Your goal
State how many lines hold the string "capacity". Give the number and nothing else.

Listing

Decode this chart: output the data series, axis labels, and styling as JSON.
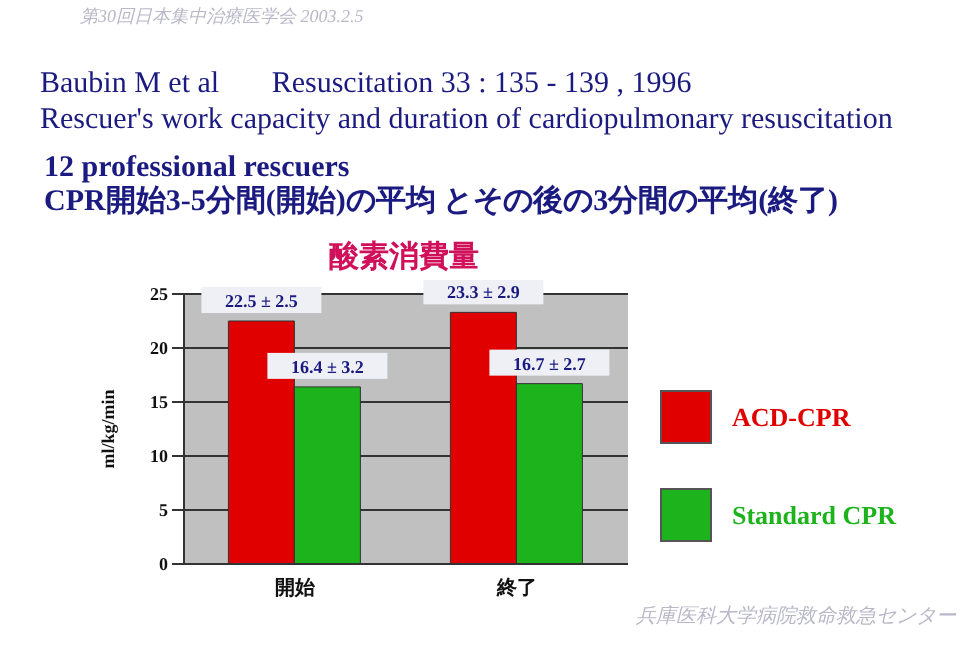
{
  "chart_data": {
    "type": "bar",
    "title": "酸素消費量",
    "ylabel": "ml/kg/min",
    "annotations": [
      "第30回日本集中治療医学会 2003.2.5",
      "Baubin M et al       Resuscitation 33 : 135 - 139 , 1996",
      "Rescuer's work capacity and duration of cardiopulmonary resuscitation",
      "12 professional rescuers",
      "CPR開始3-5分間(開始)の平均 とその後の3分間の平均(終了)",
      "兵庫医科大学病院救命救急センター"
    ],
    "categories": [
      "開始",
      "終了"
    ],
    "series": [
      {
        "name": "ACD-CPR",
        "color": "#e00000",
        "values": [
          22.5,
          23.3
        ],
        "value_labels": [
          "22.5 ± 2.5",
          "23.3 ± 2.9"
        ]
      },
      {
        "name": "Standard CPR",
        "color": "#1db31d",
        "values": [
          16.4,
          16.7
        ],
        "value_labels": [
          "16.4 ± 3.2",
          "16.7 ± 2.7"
        ]
      }
    ],
    "ylim": [
      0,
      25
    ],
    "yticks": [
      0,
      5,
      10,
      15,
      20,
      25
    ],
    "grid": "y",
    "legend": "right"
  }
}
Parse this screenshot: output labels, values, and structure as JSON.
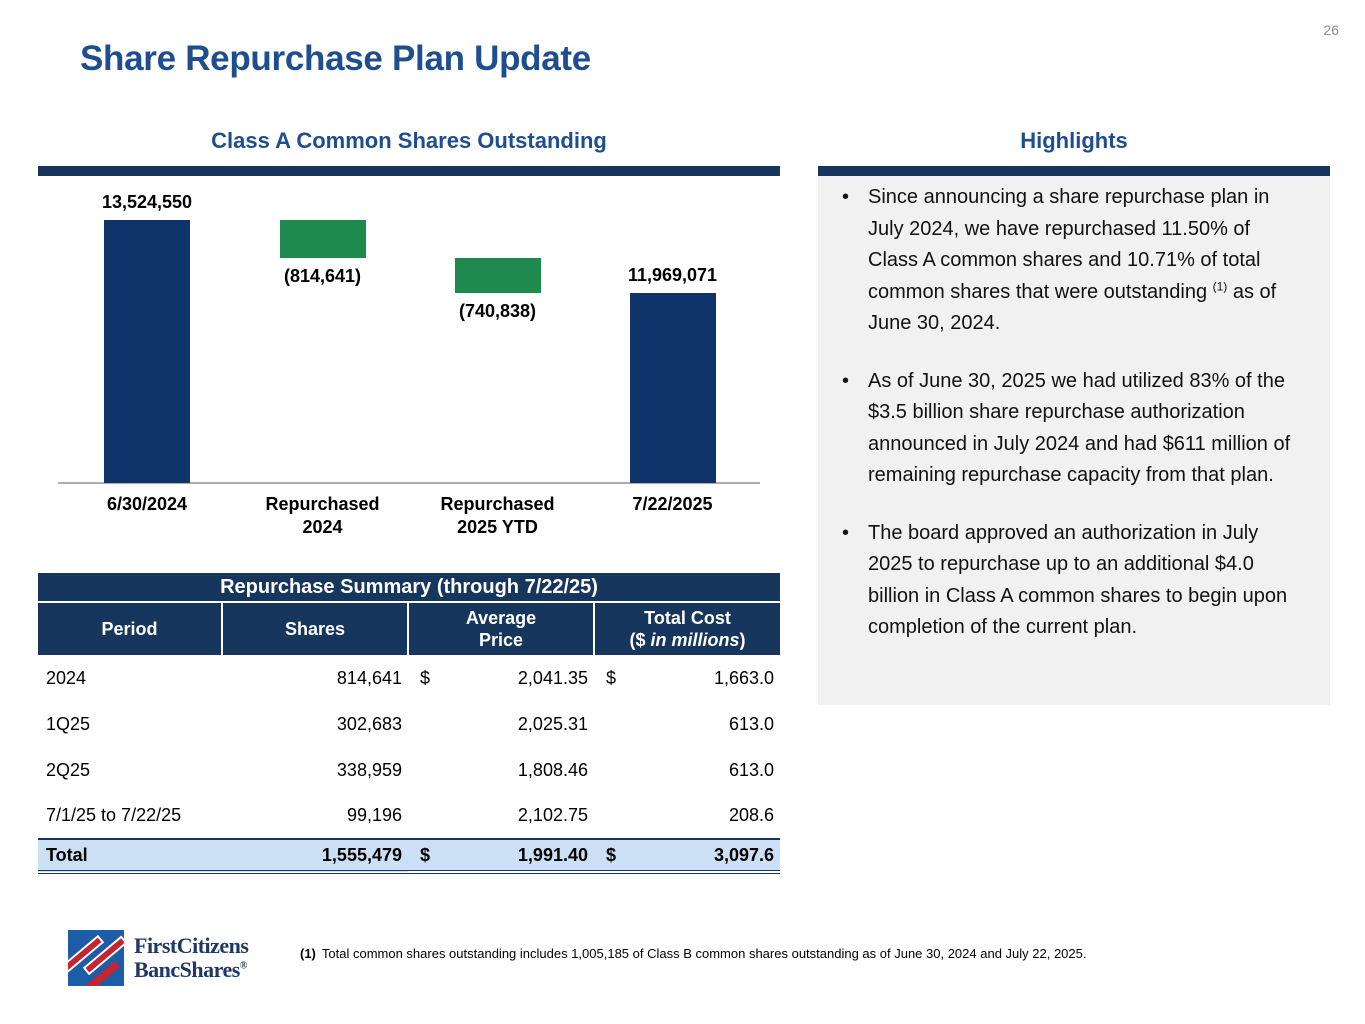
{
  "page_number": "26",
  "title": "Share Repurchase Plan Update",
  "colors": {
    "accent_navy": "#17365D",
    "title_blue": "#1F4E8F",
    "bar_navy": "#0E346B",
    "bar_green": "#1F8A4D",
    "total_row_bg": "#CCE0F5",
    "highlights_bg": "#F1F1F1",
    "logo_navy": "#1F3864",
    "logo_red": "#C4252F",
    "logo_blue": "#1D5CA6"
  },
  "chart_data": {
    "type": "bar",
    "subtype": "waterfall",
    "title": "Class A Common Shares Outstanding",
    "categories": [
      "6/30/2024",
      "Repurchased 2024",
      "Repurchased 2025 YTD",
      "7/22/2025"
    ],
    "values": [
      13524550,
      -814641,
      -740838,
      11969071
    ],
    "ylim": [
      7935000,
      13524550
    ],
    "grid": false,
    "colors": {
      "total": "#0E346B",
      "decrease": "#1F8A4D"
    },
    "bars": [
      {
        "kind": "total",
        "x_label_lines": [
          "6/30/2024"
        ],
        "value": 13524550,
        "value_label": "13,524,550",
        "segment_top": 13524550,
        "segment_bottom": 7935000,
        "label_position": "above"
      },
      {
        "kind": "decrease",
        "x_label_lines": [
          "Repurchased",
          "2024"
        ],
        "value": -814641,
        "value_label": "(814,641)",
        "segment_top": 13524550,
        "segment_bottom": 12709909,
        "label_position": "below"
      },
      {
        "kind": "decrease",
        "x_label_lines": [
          "Repurchased",
          "2025 YTD"
        ],
        "value": -740838,
        "value_label": "(740,838)",
        "segment_top": 12709909,
        "segment_bottom": 11969071,
        "label_position": "below"
      },
      {
        "kind": "total",
        "x_label_lines": [
          "7/22/2025"
        ],
        "value": 11969071,
        "value_label": "11,969,071",
        "segment_top": 11969071,
        "segment_bottom": 7935000,
        "label_position": "above"
      }
    ]
  },
  "table": {
    "title": "Repurchase Summary (through 7/22/25)",
    "columns": [
      {
        "lines": [
          "Period"
        ]
      },
      {
        "lines": [
          "Shares"
        ]
      },
      {
        "lines": [
          "Average",
          "Price"
        ]
      },
      {
        "lines": [
          "Total Cost"
        ],
        "line2_prefix": "($",
        "line2_italic": "in millions",
        "line2_suffix": ")"
      }
    ],
    "rows": [
      {
        "period": "2024",
        "shares": "814,641",
        "avg_dollar": "$",
        "avg_price": "2,041.35",
        "cost_dollar": "$",
        "total_cost": "1,663.0"
      },
      {
        "period": "1Q25",
        "shares": "302,683",
        "avg_dollar": "",
        "avg_price": "2,025.31",
        "cost_dollar": "",
        "total_cost": "613.0"
      },
      {
        "period": "2Q25",
        "shares": "338,959",
        "avg_dollar": "",
        "avg_price": "1,808.46",
        "cost_dollar": "",
        "total_cost": "613.0"
      },
      {
        "period": "7/1/25 to 7/22/25",
        "shares": "99,196",
        "avg_dollar": "",
        "avg_price": "2,102.75",
        "cost_dollar": "",
        "total_cost": "208.6"
      }
    ],
    "total_row": {
      "period": "Total",
      "shares": "1,555,479",
      "avg_dollar": "$",
      "avg_price": "1,991.40",
      "cost_dollar": "$",
      "total_cost": "3,097.6"
    }
  },
  "highlights": {
    "title": "Highlights",
    "bullet_char": "•",
    "bullets": [
      {
        "text": "Since announcing a share repurchase plan in July 2024, we have repurchased 11.50% of Class A common shares and 10.71% of total common shares that were outstanding",
        "sup": "(1)",
        "text_after": "as of June 30, 2024."
      },
      {
        "text": "As of June 30, 2025 we had utilized 83% of the $3.5 billion share repurchase authorization announced in July 2024 and had $611 million of remaining repurchase capacity from that plan.",
        "sup": "",
        "text_after": ""
      },
      {
        "text": "The board approved an authorization in July 2025 to repurchase up to an additional $4.0 billion in Class A common shares to begin upon completion of the current plan.",
        "sup": "",
        "text_after": ""
      }
    ]
  },
  "footer": {
    "logo": {
      "line1": "FirstCitizens",
      "line2": "BancShares",
      "reg": "®"
    },
    "footnote_marker": "(1)",
    "footnote_text": "Total common shares outstanding includes 1,005,185 of Class B common shares outstanding as of June 30, 2024 and July 22, 2025."
  }
}
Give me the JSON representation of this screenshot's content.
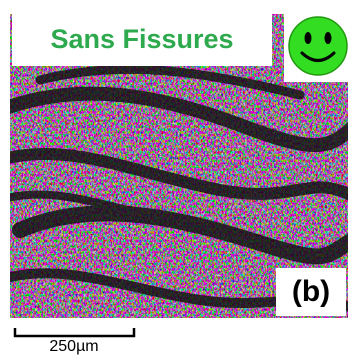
{
  "label": "Sans Fissures",
  "panel": "(b)",
  "scale_bar": "250µm"
}
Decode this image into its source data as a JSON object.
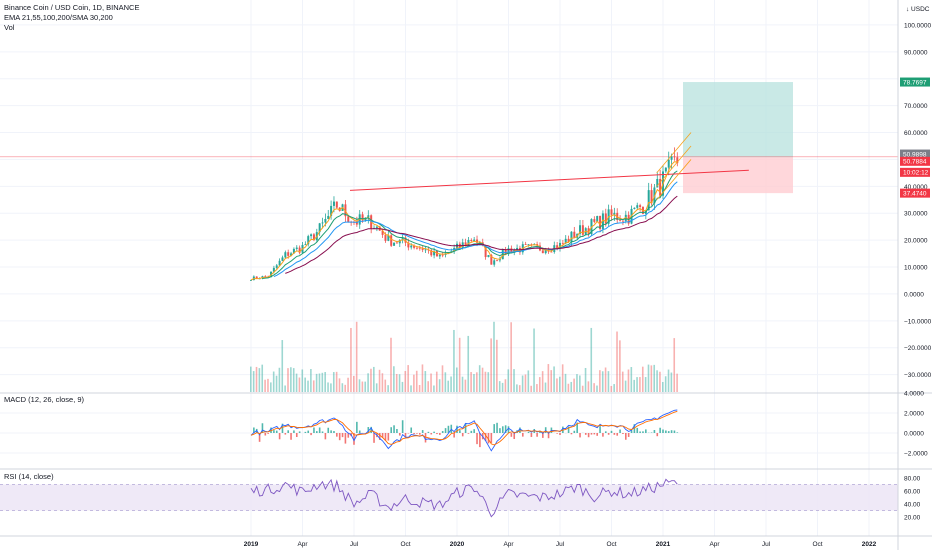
{
  "header": {
    "symbol_line": "Binance Coin / USD Coin, 1D, BINANCE",
    "ma_line": "EMA 21,55,100,200/SMA 30,200",
    "vol_line": "Vol"
  },
  "price_axis": {
    "unit_label": "USDC",
    "ticks": [
      "100.0000",
      "90.0000",
      "70.0000",
      "60.0000",
      "40.0000",
      "30.0000",
      "20.0000",
      "10.0000",
      "0.0000",
      "−10.0000",
      "−20.0000",
      "−30.0000"
    ],
    "tags": [
      {
        "text": "78.7697",
        "color": "#1e9e74"
      },
      {
        "text": "50.9898",
        "color": "#7b7e88"
      },
      {
        "text": "50.7884",
        "color": "#f23645"
      },
      {
        "text": "10:02:12",
        "color": "#f23645"
      },
      {
        "text": "37.4740",
        "color": "#f23645"
      }
    ]
  },
  "macd_panel": {
    "label": "MACD (12, 26, close, 9)",
    "ticks": [
      "4.0000",
      "2.0000",
      "0.0000",
      "−2.0000"
    ]
  },
  "rsi_panel": {
    "label": "RSI (14, close)",
    "ticks": [
      "80.00",
      "60.00",
      "40.00",
      "20.00"
    ]
  },
  "time_axis": {
    "labels": [
      "2019",
      "Apr",
      "Jul",
      "Oct",
      "2020",
      "Apr",
      "Jul",
      "Oct",
      "2021",
      "Apr",
      "Jul",
      "Oct",
      "2022"
    ],
    "bold": [
      "2019",
      "2020",
      "2021",
      "2022"
    ]
  },
  "colors": {
    "up": "#26a69a",
    "down": "#ef5350",
    "ema21": "#f7a21b",
    "ema55": "#1e9e74",
    "ema100": "#2196f3",
    "ema200": "#880e4f",
    "sma": "#e91e63",
    "trendline": "#f23645",
    "target_zone": "#b2dfdb",
    "stop_zone": "#ffcdd2",
    "macd_line": "#2962ff",
    "signal_line": "#ff6d00",
    "rsi_line": "#7e57c2",
    "rsi_band": "#ede7f6"
  },
  "chart_data": {
    "type": "line",
    "title": "Binance Coin / USD Coin, 1D, BINANCE",
    "xlabel": "",
    "ylabel": "USDC",
    "ylim": [
      -33,
      105
    ],
    "x": [
      "2019-01",
      "2019-02",
      "2019-03",
      "2019-04",
      "2019-05",
      "2019-06",
      "2019-07",
      "2019-08",
      "2019-09",
      "2019-10",
      "2019-11",
      "2019-12",
      "2020-01",
      "2020-02",
      "2020-03",
      "2020-04",
      "2020-05",
      "2020-06",
      "2020-07",
      "2020-08",
      "2020-09",
      "2020-10",
      "2020-11",
      "2020-12",
      "2021-01",
      "2021-02"
    ],
    "series": [
      {
        "name": "close",
        "values": [
          5.8,
          6.5,
          14.5,
          17.5,
          24,
          33,
          27,
          27,
          20,
          19,
          17,
          13.5,
          17,
          21,
          12,
          16.5,
          17,
          17,
          18,
          23,
          26,
          29,
          29,
          34,
          42,
          51
        ]
      }
    ],
    "trade_zone": {
      "target": 78.7697,
      "entry": 50.7884,
      "stop": 37.474
    },
    "macd": {
      "values": [
        0.0,
        0.1,
        0.8,
        0.6,
        1.1,
        1.5,
        -0.6,
        0.4,
        -1.3,
        -0.2,
        -0.4,
        -0.6,
        0.5,
        1.0,
        -1.6,
        0.3,
        0.1,
        0.2,
        0.3,
        1.2,
        0.5,
        1.0,
        0.4,
        1.1,
        1.8,
        2.4
      ],
      "ylim": [
        -3,
        4
      ]
    },
    "rsi": {
      "values": [
        60,
        62,
        70,
        58,
        72,
        68,
        40,
        55,
        35,
        48,
        42,
        38,
        57,
        66,
        28,
        55,
        52,
        50,
        56,
        67,
        52,
        60,
        55,
        62,
        70,
        74
      ],
      "ylim": [
        0,
        100
      ],
      "band": [
        30,
        70
      ]
    }
  }
}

Correct answer
2